[Records that describe figures]
┄┄┄┄┄┄
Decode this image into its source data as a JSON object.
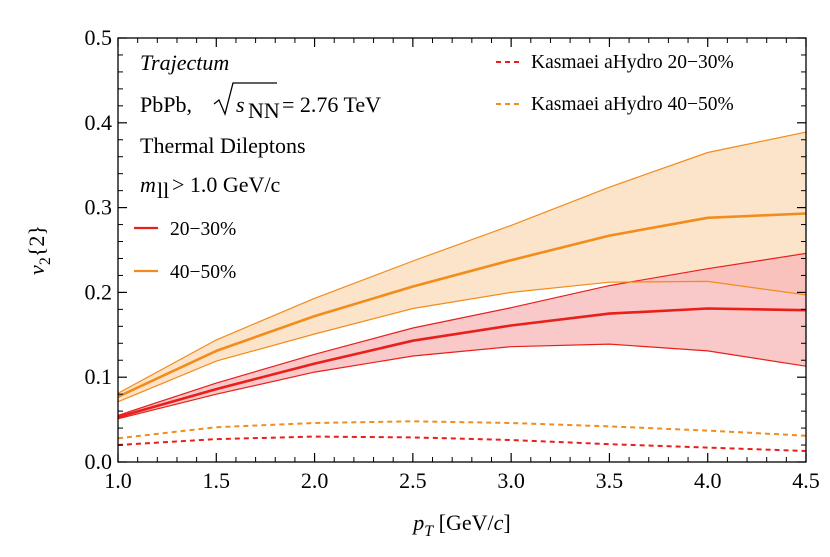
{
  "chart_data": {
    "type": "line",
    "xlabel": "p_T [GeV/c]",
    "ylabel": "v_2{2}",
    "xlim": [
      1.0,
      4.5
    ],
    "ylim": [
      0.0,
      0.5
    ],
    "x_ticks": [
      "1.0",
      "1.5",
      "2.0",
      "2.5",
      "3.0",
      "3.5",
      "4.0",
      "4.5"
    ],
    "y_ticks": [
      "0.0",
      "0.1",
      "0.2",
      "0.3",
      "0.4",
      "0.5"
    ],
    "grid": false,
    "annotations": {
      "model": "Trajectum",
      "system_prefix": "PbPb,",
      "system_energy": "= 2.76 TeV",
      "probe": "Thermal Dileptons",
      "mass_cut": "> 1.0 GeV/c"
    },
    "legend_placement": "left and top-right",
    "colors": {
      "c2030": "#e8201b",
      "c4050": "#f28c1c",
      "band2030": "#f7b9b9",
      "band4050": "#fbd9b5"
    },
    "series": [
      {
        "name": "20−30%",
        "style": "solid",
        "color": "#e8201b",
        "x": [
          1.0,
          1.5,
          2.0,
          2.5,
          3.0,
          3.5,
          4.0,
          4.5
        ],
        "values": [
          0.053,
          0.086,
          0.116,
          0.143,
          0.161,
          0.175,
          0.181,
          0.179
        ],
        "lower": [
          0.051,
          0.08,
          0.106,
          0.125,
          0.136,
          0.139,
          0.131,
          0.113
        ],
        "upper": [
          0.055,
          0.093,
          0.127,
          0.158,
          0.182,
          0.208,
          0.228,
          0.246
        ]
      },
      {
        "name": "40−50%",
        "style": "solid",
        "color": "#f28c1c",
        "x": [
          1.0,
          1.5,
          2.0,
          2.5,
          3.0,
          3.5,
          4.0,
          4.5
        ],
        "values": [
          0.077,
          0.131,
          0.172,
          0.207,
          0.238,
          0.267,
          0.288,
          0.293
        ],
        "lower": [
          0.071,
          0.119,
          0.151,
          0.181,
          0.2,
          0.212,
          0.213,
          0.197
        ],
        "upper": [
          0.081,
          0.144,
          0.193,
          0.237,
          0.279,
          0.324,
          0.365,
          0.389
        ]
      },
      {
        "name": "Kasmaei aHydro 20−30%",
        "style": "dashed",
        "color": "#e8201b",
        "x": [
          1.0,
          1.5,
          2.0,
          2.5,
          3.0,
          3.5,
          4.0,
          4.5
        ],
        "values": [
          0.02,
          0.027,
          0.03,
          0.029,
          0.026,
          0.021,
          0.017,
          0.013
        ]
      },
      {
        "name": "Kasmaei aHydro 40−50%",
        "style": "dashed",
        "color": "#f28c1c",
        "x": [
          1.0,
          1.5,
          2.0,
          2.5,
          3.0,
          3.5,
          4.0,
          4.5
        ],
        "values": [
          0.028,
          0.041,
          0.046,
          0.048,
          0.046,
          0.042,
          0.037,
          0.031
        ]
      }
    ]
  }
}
┄┄┄┄┄┄
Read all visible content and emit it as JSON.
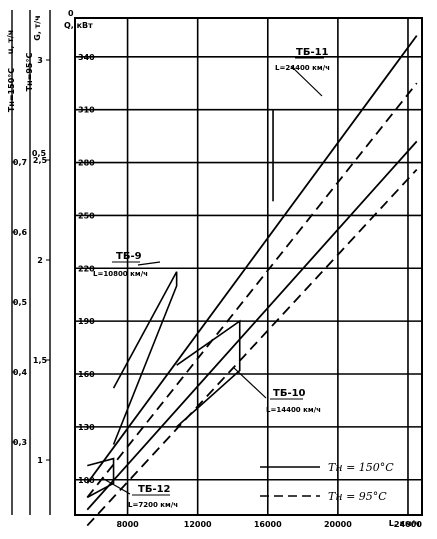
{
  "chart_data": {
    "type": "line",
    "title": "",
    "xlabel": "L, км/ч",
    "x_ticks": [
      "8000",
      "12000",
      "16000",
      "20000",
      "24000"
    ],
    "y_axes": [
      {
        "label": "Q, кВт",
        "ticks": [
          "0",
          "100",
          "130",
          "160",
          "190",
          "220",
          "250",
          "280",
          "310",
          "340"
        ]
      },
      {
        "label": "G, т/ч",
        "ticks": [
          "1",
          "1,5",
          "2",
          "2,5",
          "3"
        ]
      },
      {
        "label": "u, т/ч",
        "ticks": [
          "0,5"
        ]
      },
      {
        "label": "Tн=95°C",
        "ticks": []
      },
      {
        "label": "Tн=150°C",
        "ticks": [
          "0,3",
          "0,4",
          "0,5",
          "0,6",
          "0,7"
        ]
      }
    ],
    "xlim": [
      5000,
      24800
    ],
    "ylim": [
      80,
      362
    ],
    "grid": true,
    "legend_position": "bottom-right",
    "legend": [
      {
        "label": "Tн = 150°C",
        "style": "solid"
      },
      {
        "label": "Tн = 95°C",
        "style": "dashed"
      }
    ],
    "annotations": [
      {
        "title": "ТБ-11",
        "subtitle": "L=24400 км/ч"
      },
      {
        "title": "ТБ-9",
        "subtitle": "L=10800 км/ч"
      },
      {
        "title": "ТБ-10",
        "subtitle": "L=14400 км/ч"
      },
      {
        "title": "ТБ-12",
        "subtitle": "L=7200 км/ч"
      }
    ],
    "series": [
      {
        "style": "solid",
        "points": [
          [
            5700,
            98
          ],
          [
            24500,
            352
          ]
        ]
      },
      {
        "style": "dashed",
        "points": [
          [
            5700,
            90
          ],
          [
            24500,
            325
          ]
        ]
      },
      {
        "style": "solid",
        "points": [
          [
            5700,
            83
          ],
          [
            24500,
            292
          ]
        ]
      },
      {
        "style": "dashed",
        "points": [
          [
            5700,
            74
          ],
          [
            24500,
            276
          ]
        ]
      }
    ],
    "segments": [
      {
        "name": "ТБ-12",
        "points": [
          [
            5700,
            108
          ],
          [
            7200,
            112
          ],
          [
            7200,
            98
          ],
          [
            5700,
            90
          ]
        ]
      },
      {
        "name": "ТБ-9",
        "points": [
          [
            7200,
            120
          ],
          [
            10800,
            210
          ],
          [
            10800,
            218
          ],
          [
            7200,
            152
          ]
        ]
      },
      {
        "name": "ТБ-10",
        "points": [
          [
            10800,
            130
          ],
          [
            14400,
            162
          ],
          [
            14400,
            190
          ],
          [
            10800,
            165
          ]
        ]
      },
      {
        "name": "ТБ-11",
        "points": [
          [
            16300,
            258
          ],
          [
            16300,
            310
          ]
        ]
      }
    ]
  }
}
┄┄┄┄┄┄
• [Requirements] Your answer should be one number: the count of lines in the data above that include the word "subtitle".

• [Problem solution] 4